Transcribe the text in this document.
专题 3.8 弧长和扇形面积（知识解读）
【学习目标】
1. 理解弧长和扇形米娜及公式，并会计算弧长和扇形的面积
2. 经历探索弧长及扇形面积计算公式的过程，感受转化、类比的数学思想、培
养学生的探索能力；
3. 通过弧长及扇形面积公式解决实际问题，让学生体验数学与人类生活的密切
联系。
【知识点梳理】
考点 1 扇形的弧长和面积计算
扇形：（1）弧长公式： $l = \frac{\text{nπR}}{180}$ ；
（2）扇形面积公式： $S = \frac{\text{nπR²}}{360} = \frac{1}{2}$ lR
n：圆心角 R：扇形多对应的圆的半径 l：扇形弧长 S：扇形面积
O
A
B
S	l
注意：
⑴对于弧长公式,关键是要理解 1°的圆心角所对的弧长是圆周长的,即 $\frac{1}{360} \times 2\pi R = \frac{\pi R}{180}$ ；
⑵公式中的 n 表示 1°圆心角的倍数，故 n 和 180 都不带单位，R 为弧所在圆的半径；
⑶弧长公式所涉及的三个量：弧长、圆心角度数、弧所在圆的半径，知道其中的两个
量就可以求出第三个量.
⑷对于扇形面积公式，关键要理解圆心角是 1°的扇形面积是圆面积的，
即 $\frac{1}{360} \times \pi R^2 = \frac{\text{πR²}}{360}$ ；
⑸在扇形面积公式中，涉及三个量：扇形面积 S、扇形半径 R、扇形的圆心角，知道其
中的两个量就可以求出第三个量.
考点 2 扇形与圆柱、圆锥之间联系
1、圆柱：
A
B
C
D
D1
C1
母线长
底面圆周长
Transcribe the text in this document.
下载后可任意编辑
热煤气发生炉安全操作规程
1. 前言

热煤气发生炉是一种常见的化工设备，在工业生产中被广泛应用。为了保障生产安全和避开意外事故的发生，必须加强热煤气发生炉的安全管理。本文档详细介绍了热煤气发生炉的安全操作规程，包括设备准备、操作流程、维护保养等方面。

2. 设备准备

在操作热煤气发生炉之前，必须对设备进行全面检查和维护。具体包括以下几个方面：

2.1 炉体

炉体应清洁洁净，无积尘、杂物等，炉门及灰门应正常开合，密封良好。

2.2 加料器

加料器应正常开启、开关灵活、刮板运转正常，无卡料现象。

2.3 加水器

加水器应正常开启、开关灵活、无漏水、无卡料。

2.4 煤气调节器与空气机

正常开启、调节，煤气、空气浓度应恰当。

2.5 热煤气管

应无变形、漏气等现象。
+++
▶ _Exercise goal_
Transcribe all of the material exactly. Omit nothing.

▶ _Output for this task_
Transcribe the text in this document.
专题 3.8 弧长和扇形面积（知识解读）
【学习目标】
1. 理解弧长和扇形米娜及公式，并会计算弧长和扇形的面积
2. 经历探索弧长及扇形面积计算公式的过程，感受转化、类比的数学思想、培
养学生的探索能力；
3. 通过弧长及扇形面积公式解决实际问题，让学生体验数学与人类生活的密切
联系。
【知识点梳理】
考点 1 扇形的弧长和面积计算
扇形：（1）弧长公式： $l = \frac{\text{nπR}}{180}$ ；
（2）扇形面积公式： $S = \frac{\text{nπR²}}{360} = \frac{1}{2}$ lR
n：圆心角 R：扇形多对应的圆的半径 l：扇形弧长 S：扇形面积
O
A
B
S	l
注意：
⑴对于弧长公式,关键是要理解 1°的圆心角所对的弧长是圆周长的,即 $\frac{1}{360} \times 2\pi R = \frac{\pi R}{180}$ ；
⑵公式中的 n 表示 1°圆心角的倍数，故 n 和 180 都不带单位，R 为弧所在圆的半径；
⑶弧长公式所涉及的三个量：弧长、圆心角度数、弧所在圆的半径，知道其中的两个
量就可以求出第三个量.
⑷对于扇形面积公式，关键要理解圆心角是 1°的扇形面积是圆面积的，
即 $\frac{1}{360} \times \pi R^2 = \frac{\text{πR²}}{360}$ ；
⑸在扇形面积公式中，涉及三个量：扇形面积 S、扇形半径 R、扇形的圆心角，知道其
中的两个量就可以求出第三个量.
考点 2 扇形与圆柱、圆锥之间联系
1、圆柱：
A
B
C
D
D1
C1
母线长
底面圆周长
Transcribe the text in this document.
下载后可任意编辑
热煤气发生炉安全操作规程
1. 前言

热煤气发生炉是一种常见的化工设备，在工业生产中被广泛应用。为了保障生产安全和避开意外事故的发生，必须加强热煤气发生炉的安全管理。本文档详细介绍了热煤气发生炉的安全操作规程，包括设备准备、操作流程、维护保养等方面。

2. 设备准备

在操作热煤气发生炉之前，必须对设备进行全面检查和维护。具体包括以下几个方面：

2.1 炉体

炉体应清洁洁净，无积尘、杂物等，炉门及灰门应正常开合，密封良好。

2.2 加料器

加料器应正常开启、开关灵活、刮板运转正常，无卡料现象。

2.3 加水器

加水器应正常开启、开关灵活、无漏水、无卡料。

2.4 煤气调节器与空气机

正常开启、调节，煤气、空气浓度应恰当。

2.5 热煤气管

应无变形、漏气等现象。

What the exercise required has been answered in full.